* **AIM**
Copy out each line in the material below that has the word "Celtic".

* **WORKING DATA**
++++++

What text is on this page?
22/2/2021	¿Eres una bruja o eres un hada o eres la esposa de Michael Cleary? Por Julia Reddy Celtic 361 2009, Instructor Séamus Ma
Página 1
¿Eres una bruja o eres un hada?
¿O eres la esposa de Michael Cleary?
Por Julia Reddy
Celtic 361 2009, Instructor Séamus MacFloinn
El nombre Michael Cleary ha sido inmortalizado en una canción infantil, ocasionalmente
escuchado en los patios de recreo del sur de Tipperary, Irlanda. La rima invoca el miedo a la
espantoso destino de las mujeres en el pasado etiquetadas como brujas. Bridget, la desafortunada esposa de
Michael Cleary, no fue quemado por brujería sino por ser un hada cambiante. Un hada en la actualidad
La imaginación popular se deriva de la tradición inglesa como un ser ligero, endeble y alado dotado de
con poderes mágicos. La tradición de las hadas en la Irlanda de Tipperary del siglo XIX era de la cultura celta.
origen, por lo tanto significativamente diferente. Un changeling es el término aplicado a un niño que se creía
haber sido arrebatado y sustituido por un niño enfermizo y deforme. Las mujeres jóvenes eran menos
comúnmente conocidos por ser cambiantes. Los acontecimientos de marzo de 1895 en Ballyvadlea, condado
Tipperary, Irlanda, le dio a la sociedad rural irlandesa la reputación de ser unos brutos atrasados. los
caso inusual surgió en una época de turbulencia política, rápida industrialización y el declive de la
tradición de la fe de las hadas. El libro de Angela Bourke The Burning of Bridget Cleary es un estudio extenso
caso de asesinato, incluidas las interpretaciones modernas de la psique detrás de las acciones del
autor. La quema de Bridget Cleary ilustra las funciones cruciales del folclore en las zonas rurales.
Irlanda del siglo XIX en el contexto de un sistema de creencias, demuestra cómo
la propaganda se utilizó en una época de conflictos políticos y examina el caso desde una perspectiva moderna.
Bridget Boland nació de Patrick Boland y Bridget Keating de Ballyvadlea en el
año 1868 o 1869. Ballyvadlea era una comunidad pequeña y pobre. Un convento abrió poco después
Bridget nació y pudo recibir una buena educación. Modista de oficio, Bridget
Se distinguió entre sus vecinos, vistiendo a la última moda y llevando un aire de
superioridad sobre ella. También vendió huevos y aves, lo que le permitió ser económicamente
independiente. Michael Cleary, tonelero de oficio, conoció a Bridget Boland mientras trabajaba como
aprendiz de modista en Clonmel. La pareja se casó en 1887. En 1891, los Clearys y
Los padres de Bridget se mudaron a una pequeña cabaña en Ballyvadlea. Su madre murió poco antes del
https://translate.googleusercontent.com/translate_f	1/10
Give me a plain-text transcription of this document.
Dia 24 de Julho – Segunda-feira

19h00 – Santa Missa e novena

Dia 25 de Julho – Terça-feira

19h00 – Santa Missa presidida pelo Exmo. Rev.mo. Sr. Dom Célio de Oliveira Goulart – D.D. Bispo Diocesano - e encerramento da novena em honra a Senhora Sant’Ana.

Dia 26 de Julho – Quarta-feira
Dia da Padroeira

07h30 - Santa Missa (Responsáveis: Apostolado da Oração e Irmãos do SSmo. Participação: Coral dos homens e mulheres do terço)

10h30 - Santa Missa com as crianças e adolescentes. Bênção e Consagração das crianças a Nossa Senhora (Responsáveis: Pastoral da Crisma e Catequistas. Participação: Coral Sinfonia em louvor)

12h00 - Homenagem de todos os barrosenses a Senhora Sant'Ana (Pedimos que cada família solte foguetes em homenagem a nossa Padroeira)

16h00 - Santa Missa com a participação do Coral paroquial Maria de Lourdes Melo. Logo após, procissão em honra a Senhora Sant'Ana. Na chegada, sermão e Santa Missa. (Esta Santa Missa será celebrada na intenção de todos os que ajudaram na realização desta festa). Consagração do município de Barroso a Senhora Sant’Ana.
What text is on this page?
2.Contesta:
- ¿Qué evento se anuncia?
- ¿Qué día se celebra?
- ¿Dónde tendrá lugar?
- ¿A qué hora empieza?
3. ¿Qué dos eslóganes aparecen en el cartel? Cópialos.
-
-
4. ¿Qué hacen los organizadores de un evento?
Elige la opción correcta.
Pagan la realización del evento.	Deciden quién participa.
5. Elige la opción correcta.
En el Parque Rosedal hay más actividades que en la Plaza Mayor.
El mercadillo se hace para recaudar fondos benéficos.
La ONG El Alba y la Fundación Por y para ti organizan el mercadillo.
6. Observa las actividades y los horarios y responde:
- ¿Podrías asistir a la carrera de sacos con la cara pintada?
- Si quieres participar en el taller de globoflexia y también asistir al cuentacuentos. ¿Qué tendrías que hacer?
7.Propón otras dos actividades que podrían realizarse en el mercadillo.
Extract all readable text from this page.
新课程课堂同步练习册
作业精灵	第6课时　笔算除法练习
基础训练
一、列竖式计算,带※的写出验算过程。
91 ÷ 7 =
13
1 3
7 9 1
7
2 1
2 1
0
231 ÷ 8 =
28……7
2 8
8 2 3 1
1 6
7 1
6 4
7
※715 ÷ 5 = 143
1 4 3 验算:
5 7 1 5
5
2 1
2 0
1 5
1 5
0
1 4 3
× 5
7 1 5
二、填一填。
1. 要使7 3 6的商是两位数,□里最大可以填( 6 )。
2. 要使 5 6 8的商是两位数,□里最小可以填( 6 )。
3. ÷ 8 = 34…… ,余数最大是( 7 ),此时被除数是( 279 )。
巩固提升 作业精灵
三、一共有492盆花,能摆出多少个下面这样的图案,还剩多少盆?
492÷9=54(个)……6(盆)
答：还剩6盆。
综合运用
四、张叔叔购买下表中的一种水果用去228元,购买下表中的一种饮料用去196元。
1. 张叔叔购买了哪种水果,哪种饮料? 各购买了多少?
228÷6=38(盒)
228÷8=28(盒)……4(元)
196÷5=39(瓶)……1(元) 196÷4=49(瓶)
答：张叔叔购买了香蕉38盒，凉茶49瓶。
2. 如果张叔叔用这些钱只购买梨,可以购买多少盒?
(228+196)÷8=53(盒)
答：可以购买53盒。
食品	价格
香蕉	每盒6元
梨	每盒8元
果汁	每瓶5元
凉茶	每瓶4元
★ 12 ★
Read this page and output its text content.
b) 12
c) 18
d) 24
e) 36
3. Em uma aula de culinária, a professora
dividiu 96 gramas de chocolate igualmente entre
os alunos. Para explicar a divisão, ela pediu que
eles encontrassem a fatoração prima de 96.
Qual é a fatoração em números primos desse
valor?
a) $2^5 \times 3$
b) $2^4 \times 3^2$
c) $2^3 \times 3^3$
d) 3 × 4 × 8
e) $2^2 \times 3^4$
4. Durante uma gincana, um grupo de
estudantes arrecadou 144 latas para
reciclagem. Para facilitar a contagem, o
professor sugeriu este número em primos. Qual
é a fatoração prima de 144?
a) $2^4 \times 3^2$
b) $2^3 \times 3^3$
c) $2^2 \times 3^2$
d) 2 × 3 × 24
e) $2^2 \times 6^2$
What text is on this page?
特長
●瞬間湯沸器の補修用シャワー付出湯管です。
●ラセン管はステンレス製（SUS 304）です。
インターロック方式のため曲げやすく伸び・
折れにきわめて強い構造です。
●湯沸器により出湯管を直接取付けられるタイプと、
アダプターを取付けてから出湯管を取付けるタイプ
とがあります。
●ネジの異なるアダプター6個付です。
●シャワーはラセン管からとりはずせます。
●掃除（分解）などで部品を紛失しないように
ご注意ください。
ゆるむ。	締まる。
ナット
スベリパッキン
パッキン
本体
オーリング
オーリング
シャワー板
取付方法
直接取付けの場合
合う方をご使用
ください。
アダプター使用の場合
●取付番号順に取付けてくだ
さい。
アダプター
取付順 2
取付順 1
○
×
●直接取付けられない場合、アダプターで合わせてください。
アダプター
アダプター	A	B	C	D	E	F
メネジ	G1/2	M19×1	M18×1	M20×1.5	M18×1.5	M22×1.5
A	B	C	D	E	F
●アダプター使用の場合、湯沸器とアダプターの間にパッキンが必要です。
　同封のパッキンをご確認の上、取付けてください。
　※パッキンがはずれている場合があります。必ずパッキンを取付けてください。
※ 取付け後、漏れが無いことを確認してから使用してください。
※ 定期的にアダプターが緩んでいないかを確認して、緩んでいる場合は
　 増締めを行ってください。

++++++

* **TASK OUTPUT**
22/2/2021	¿Eres una bruja o eres un hada o eres la esposa de Michael Cleary? Por Julia Reddy Celtic 361 2009, Instructor Séamus Ma
Celtic 361 2009, Instructor Séamus MacFloinn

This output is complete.